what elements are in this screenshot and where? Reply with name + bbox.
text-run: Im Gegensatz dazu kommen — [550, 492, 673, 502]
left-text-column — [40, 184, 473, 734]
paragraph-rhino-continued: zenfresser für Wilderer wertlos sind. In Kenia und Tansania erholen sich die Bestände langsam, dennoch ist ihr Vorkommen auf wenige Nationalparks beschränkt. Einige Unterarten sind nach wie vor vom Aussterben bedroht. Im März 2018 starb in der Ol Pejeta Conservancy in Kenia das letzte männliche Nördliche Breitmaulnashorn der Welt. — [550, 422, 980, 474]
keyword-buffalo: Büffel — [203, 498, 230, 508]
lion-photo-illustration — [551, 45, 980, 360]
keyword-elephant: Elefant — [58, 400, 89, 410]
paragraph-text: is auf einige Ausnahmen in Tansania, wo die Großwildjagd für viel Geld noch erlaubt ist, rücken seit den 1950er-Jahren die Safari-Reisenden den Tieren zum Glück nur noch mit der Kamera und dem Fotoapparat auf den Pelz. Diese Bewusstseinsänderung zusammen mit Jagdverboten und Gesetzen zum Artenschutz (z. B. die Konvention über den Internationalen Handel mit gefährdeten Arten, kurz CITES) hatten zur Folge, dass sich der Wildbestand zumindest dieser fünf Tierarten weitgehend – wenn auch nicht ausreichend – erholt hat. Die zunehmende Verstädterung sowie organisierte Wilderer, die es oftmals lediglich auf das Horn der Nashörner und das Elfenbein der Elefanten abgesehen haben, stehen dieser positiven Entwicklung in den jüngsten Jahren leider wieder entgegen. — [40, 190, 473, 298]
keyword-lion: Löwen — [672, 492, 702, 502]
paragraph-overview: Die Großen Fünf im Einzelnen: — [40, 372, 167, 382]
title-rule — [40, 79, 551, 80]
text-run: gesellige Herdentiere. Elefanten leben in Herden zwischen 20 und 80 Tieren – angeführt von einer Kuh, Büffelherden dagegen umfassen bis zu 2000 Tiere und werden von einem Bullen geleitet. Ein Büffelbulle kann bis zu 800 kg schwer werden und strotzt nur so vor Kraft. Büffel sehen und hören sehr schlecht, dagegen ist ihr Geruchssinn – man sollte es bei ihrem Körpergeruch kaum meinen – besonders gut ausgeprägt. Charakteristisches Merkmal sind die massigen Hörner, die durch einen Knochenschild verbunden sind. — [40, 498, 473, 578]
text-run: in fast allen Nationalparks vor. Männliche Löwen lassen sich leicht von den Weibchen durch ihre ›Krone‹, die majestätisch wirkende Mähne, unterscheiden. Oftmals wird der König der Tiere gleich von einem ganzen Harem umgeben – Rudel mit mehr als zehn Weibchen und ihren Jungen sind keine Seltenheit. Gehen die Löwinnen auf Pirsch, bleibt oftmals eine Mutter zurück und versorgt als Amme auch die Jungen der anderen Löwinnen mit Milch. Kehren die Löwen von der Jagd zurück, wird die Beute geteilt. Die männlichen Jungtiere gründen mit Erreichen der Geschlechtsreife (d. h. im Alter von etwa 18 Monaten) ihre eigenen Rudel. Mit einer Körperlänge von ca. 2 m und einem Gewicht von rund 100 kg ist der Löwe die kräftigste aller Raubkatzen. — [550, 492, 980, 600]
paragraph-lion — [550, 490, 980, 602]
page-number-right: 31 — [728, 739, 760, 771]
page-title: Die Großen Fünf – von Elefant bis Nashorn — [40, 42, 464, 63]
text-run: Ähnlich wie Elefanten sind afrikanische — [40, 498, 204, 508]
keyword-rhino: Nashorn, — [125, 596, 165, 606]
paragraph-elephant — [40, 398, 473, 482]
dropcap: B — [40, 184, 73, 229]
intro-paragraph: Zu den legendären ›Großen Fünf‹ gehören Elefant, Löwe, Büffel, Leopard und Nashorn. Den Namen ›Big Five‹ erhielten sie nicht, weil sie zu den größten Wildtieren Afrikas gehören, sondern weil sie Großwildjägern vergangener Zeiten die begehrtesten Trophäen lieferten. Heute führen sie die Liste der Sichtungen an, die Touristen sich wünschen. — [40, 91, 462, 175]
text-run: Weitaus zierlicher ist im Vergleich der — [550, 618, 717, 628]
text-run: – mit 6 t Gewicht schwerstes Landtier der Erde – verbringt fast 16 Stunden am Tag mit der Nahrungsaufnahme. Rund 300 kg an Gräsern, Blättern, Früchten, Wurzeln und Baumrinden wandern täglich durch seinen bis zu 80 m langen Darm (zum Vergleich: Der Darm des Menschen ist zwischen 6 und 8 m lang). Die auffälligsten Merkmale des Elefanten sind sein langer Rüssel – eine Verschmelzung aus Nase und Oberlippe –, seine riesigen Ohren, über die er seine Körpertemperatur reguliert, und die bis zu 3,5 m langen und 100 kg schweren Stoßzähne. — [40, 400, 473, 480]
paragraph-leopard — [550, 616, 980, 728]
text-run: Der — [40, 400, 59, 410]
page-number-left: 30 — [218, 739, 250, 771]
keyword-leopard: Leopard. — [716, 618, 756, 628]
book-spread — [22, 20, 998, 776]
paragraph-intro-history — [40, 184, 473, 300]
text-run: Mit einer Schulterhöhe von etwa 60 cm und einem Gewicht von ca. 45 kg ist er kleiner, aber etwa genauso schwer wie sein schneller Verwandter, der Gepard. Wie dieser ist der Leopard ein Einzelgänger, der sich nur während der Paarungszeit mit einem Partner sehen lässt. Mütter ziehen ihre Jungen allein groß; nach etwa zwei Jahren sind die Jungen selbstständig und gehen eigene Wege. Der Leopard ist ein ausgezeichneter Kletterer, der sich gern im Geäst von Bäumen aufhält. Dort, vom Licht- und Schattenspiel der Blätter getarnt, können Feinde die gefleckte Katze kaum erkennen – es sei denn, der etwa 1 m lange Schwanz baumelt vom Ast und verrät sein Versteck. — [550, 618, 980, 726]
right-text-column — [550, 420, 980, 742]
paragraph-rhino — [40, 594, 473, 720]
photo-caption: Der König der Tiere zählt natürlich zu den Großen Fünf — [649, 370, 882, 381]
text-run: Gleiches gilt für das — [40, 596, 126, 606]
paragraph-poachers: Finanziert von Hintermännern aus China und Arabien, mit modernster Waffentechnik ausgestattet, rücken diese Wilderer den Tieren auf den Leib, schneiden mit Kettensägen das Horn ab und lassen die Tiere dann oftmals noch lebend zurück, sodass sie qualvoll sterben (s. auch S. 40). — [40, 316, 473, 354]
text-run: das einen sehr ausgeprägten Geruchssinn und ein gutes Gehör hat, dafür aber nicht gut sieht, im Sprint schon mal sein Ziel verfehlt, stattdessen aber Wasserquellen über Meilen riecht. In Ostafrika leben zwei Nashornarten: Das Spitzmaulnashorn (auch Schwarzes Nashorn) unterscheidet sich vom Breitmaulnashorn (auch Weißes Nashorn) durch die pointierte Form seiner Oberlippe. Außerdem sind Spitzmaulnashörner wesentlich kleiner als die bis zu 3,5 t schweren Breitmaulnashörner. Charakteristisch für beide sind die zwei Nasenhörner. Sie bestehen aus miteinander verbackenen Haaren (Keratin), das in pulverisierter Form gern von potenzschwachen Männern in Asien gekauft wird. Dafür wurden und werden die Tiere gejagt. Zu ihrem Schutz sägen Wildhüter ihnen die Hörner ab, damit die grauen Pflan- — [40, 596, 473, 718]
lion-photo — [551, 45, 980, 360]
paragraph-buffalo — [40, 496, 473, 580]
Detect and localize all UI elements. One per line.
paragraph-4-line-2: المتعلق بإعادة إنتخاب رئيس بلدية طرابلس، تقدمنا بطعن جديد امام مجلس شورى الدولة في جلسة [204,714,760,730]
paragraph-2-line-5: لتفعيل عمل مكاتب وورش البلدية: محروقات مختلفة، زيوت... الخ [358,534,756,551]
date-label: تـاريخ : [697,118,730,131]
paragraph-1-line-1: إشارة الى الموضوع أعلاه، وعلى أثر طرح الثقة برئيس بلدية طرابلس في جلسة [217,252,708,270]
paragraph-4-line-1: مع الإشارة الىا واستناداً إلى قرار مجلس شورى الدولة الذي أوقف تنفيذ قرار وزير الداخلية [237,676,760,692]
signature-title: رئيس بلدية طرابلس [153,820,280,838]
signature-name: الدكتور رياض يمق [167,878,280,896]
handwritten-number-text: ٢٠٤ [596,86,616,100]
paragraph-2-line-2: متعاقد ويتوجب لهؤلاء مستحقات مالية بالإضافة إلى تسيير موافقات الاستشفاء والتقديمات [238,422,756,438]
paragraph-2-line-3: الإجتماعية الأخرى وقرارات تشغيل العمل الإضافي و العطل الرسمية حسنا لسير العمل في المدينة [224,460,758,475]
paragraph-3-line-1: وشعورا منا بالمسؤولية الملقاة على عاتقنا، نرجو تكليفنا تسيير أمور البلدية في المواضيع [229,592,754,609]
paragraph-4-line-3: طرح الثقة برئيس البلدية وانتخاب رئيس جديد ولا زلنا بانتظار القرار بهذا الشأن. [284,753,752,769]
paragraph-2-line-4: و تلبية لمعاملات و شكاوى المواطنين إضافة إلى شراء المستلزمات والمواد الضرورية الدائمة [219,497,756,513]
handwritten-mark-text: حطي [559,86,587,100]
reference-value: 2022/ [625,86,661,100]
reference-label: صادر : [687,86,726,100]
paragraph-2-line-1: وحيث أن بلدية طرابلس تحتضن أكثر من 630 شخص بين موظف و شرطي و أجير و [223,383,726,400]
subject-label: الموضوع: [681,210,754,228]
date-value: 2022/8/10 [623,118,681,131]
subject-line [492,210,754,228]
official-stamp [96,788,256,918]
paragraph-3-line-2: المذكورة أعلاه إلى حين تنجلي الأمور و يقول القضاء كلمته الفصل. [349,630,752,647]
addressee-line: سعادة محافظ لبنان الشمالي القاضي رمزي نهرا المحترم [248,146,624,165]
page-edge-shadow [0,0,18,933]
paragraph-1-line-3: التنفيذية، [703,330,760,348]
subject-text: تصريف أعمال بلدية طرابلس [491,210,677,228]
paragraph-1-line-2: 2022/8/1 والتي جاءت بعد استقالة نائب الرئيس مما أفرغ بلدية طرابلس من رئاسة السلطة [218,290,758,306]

···

• **Directive**: Can you express everything from the first line down to the line containing "left-text-column — [40, 184, 473, 734]" as a numbered list, leaving out any blank lines?

• **Answer to the problem**:
1. what elements are in this screenshot and where? Reply with name + bbox.
2. text-run: Im Gegensatz dazu kommen — [550, 492, 673, 502]
3. left-text-column — [40, 184, 473, 734]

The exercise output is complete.